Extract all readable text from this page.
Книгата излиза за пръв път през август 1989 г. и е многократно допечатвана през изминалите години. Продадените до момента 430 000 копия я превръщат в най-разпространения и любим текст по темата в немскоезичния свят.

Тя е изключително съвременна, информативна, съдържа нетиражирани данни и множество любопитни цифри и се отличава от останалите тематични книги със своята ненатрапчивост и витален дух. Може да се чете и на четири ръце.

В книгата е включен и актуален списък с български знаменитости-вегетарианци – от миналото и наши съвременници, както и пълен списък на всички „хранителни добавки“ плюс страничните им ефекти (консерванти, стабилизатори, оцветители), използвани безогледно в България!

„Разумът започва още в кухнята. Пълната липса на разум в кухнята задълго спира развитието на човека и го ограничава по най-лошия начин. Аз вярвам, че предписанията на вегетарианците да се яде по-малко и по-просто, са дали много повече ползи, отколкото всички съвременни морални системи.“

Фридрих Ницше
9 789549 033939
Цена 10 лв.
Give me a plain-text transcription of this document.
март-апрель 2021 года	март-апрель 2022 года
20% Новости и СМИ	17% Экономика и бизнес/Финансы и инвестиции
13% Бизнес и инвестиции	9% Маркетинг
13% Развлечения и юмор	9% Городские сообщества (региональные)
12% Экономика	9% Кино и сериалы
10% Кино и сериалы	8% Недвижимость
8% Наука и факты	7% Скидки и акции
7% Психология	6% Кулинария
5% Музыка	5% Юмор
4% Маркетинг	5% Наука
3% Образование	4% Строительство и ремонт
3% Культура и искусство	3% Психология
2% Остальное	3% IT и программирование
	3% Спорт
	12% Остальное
* * * * * * *
▸ **GOAL**
From the data above, gather every line that includes the word "сериалы".

▸ **FINISHED ANSWER**
12% Экономика	9% Кино и сериалы
10% Кино и сериалы	8% Недвижимость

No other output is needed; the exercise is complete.